WHAT YOU HAVE TO DO: Repeat the records word for word, excluding any picture.

#####

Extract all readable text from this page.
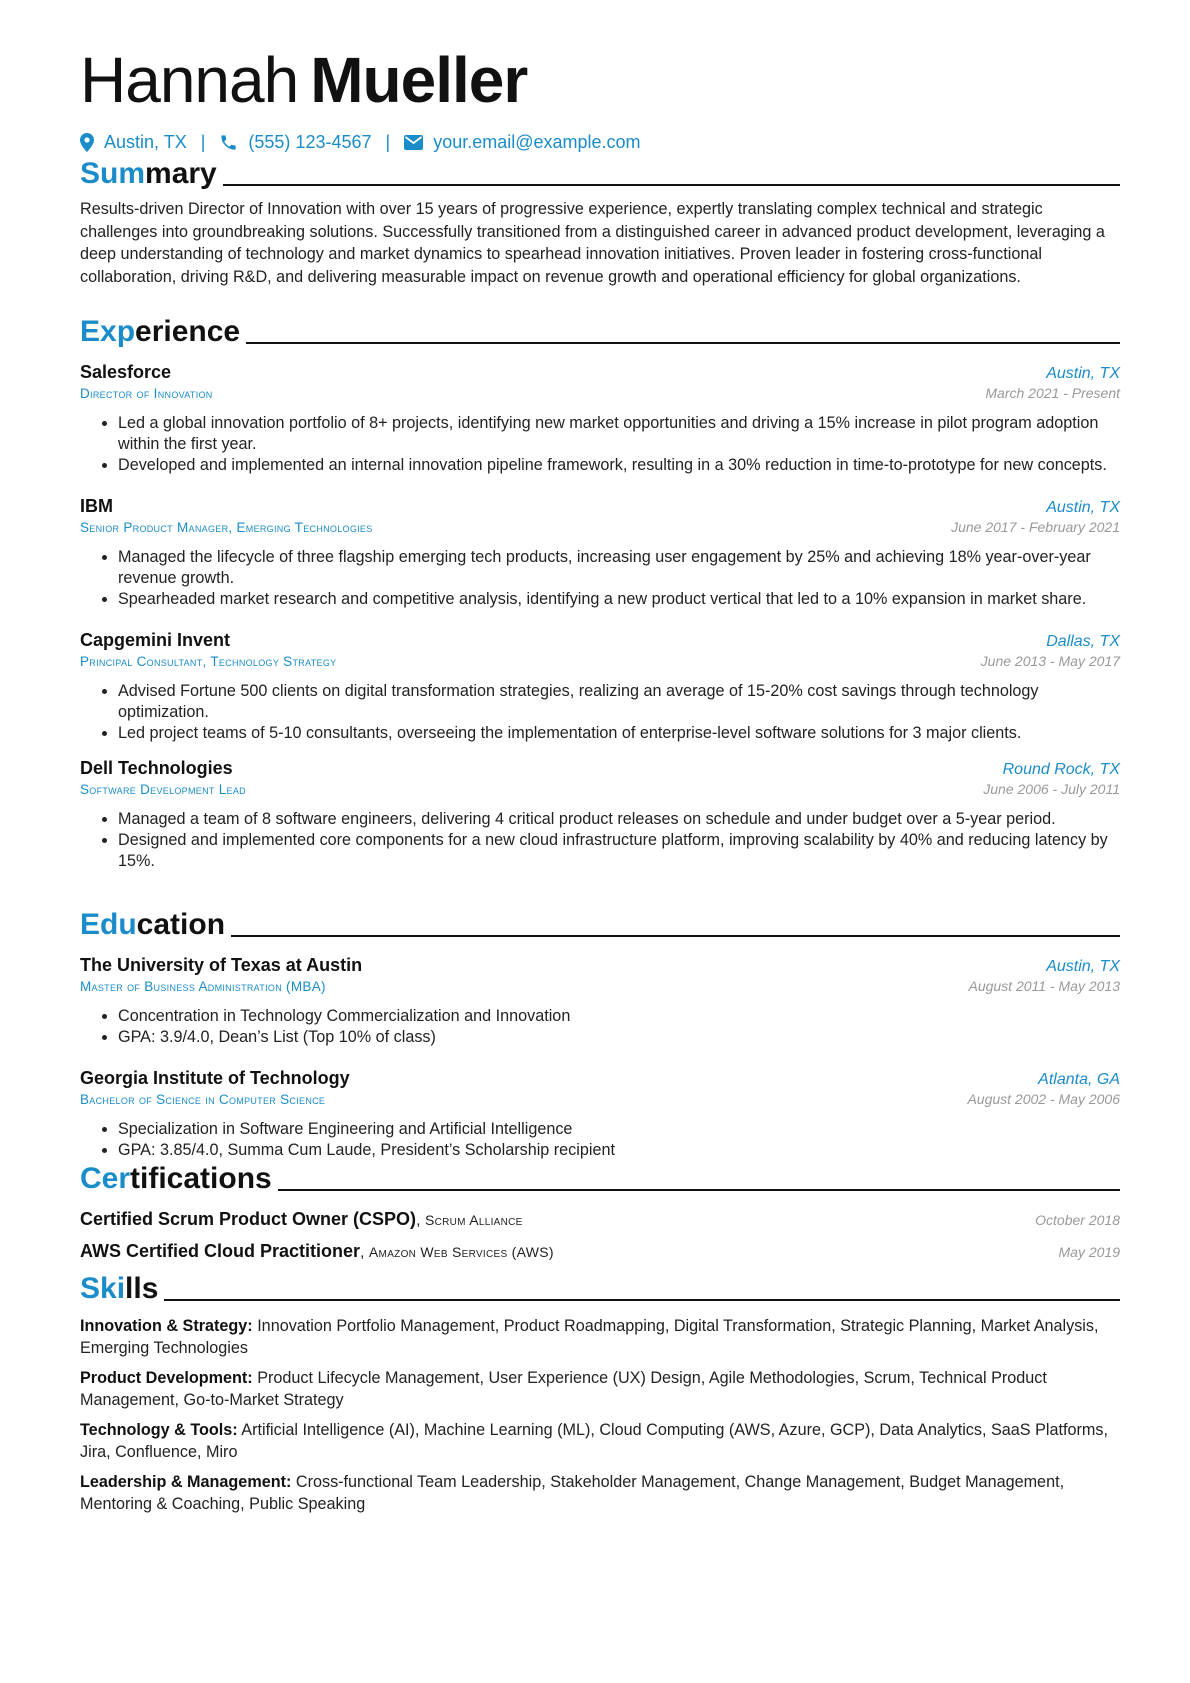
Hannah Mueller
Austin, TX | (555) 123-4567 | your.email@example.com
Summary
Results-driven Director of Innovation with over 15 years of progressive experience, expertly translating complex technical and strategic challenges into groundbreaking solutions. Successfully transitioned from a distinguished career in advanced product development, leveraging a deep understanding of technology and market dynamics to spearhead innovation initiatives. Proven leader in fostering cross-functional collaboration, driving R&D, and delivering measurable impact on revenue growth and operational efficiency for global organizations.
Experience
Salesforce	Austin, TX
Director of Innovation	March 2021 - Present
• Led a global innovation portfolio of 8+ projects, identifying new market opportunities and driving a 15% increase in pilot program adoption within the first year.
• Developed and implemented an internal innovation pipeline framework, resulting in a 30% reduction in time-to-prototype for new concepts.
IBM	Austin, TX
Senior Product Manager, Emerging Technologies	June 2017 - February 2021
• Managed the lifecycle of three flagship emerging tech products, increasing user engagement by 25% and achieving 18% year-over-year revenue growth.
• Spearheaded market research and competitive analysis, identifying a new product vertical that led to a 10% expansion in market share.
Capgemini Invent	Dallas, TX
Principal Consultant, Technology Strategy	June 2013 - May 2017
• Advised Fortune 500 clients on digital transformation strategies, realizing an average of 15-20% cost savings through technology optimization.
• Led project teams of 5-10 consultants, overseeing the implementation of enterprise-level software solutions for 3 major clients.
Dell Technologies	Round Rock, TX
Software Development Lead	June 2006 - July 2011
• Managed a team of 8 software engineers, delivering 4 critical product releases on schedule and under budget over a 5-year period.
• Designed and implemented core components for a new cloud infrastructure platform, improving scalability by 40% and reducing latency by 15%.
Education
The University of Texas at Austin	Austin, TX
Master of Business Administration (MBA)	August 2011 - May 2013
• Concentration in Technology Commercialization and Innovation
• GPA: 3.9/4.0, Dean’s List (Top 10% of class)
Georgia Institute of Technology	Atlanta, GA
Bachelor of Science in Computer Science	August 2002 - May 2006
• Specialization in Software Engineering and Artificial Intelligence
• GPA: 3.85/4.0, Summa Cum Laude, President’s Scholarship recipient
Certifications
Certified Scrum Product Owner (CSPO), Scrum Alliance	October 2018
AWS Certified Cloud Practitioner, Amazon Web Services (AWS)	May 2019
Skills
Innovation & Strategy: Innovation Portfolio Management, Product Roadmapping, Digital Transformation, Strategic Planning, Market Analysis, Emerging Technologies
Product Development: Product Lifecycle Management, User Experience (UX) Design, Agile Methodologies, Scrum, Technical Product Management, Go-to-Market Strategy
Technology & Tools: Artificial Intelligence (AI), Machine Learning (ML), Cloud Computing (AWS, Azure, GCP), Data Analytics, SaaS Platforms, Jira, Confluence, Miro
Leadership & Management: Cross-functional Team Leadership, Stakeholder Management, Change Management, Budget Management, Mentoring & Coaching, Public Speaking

#####

REPLY TO THE TASK:
Extract all readable text from this page.
Hannah Mueller
Austin, TX | (555) 123-4567 | your.email@example.com
Summary
Results-driven Director of Innovation with over 15 years of progressive experience, expertly translating complex technical and strategic challenges into groundbreaking solutions. Successfully transitioned from a distinguished career in advanced product development, leveraging a deep understanding of technology and market dynamics to spearhead innovation initiatives. Proven leader in fostering cross-functional collaboration, driving R&D, and delivering measurable impact on revenue growth and operational efficiency for global organizations.
Experience
Salesforce	Austin, TX
Director of Innovation	March 2021 - Present
• Led a global innovation portfolio of 8+ projects, identifying new market opportunities and driving a 15% increase in pilot program adoption within the first year.
• Developed and implemented an internal innovation pipeline framework, resulting in a 30% reduction in time-to-prototype for new concepts.
IBM	Austin, TX
Senior Product Manager, Emerging Technologies	June 2017 - February 2021
• Managed the lifecycle of three flagship emerging tech products, increasing user engagement by 25% and achieving 18% year-over-year revenue growth.
• Spearheaded market research and competitive analysis, identifying a new product vertical that led to a 10% expansion in market share.
Capgemini Invent	Dallas, TX
Principal Consultant, Technology Strategy	June 2013 - May 2017
• Advised Fortune 500 clients on digital transformation strategies, realizing an average of 15-20% cost savings through technology optimization.
• Led project teams of 5-10 consultants, overseeing the implementation of enterprise-level software solutions for 3 major clients.
Dell Technologies	Round Rock, TX
Software Development Lead	June 2006 - July 2011
• Managed a team of 8 software engineers, delivering 4 critical product releases on schedule and under budget over a 5-year period.
• Designed and implemented core components for a new cloud infrastructure platform, improving scalability by 40% and reducing latency by 15%.
Education
The University of Texas at Austin	Austin, TX
Master of Business Administration (MBA)	August 2011 - May 2013
• Concentration in Technology Commercialization and Innovation
• GPA: 3.9/4.0, Dean’s List (Top 10% of class)
Georgia Institute of Technology	Atlanta, GA
Bachelor of Science in Computer Science	August 2002 - May 2006
• Specialization in Software Engineering and Artificial Intelligence
• GPA: 3.85/4.0, Summa Cum Laude, President’s Scholarship recipient
Certifications
Certified Scrum Product Owner (CSPO), Scrum Alliance	October 2018
AWS Certified Cloud Practitioner, Amazon Web Services (AWS)	May 2019
Skills
Innovation & Strategy: Innovation Portfolio Management, Product Roadmapping, Digital Transformation, Strategic Planning, Market Analysis, Emerging Technologies
Product Development: Product Lifecycle Management, User Experience (UX) Design, Agile Methodologies, Scrum, Technical Product Management, Go-to-Market Strategy
Technology & Tools: Artificial Intelligence (AI), Machine Learning (ML), Cloud Computing (AWS, Azure, GCP), Data Analytics, SaaS Platforms, Jira, Confluence, Miro
Leadership & Management: Cross-functional Team Leadership, Stakeholder Management, Change Management, Budget Management, Mentoring & Coaching, Public Speaking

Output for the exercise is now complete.